- Task description: Gather all lines in the entries below that include the word "value".

- Dataset extract:
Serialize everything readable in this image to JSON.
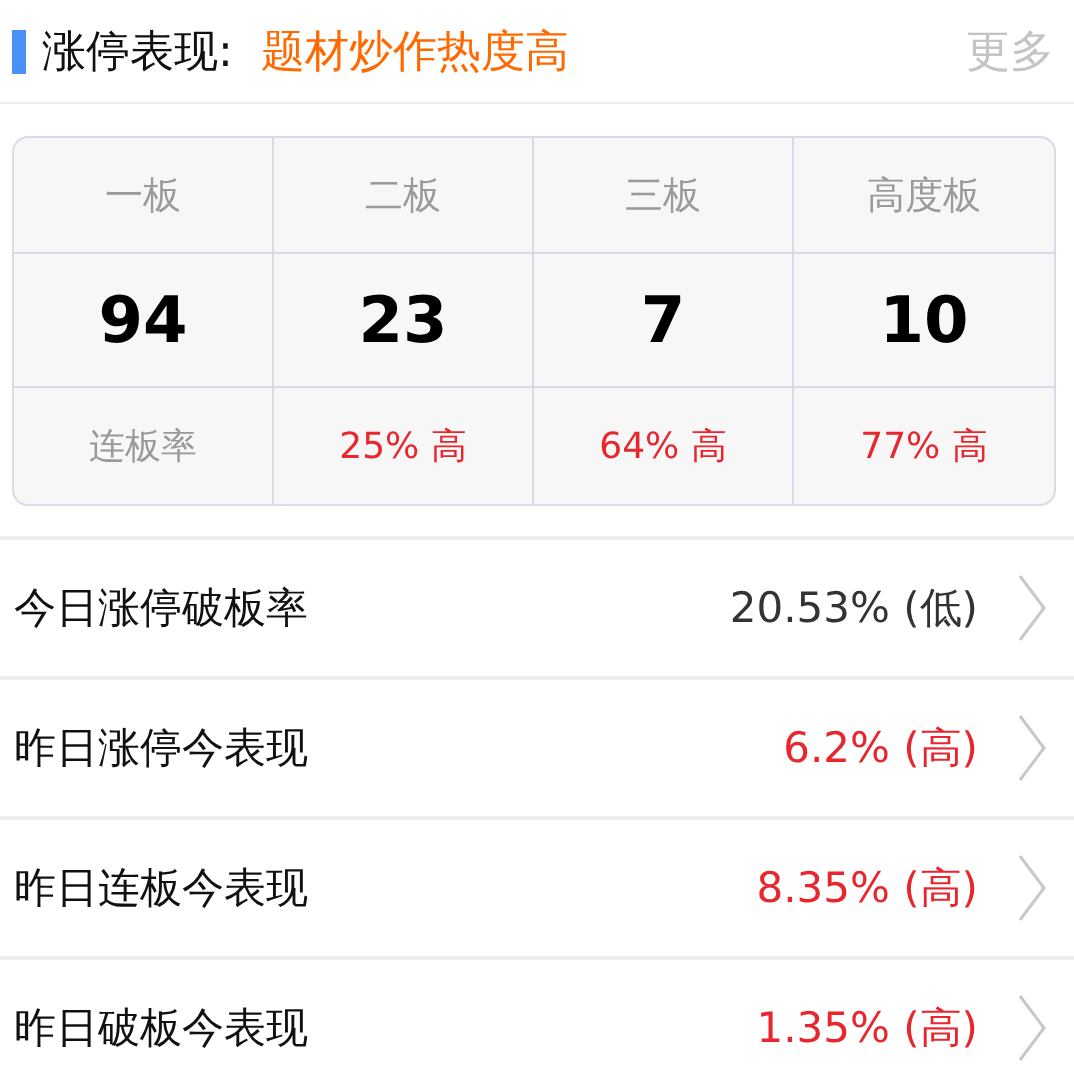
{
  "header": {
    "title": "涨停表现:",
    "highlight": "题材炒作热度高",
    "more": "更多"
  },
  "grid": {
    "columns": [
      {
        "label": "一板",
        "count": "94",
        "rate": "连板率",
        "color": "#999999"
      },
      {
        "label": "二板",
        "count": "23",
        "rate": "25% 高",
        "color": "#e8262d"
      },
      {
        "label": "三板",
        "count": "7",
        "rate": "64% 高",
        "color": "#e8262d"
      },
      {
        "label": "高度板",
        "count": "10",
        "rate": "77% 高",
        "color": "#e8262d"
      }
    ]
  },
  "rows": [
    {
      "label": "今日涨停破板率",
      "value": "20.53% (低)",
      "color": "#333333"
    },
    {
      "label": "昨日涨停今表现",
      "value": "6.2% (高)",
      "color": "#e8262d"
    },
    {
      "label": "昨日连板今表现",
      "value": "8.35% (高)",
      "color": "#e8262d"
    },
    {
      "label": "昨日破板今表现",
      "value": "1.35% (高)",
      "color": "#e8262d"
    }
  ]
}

- Written response:
      "value": "20.53% (低)",
      "value": "6.2% (高)",
      "value": "8.35% (高)",
      "value": "1.35% (高)",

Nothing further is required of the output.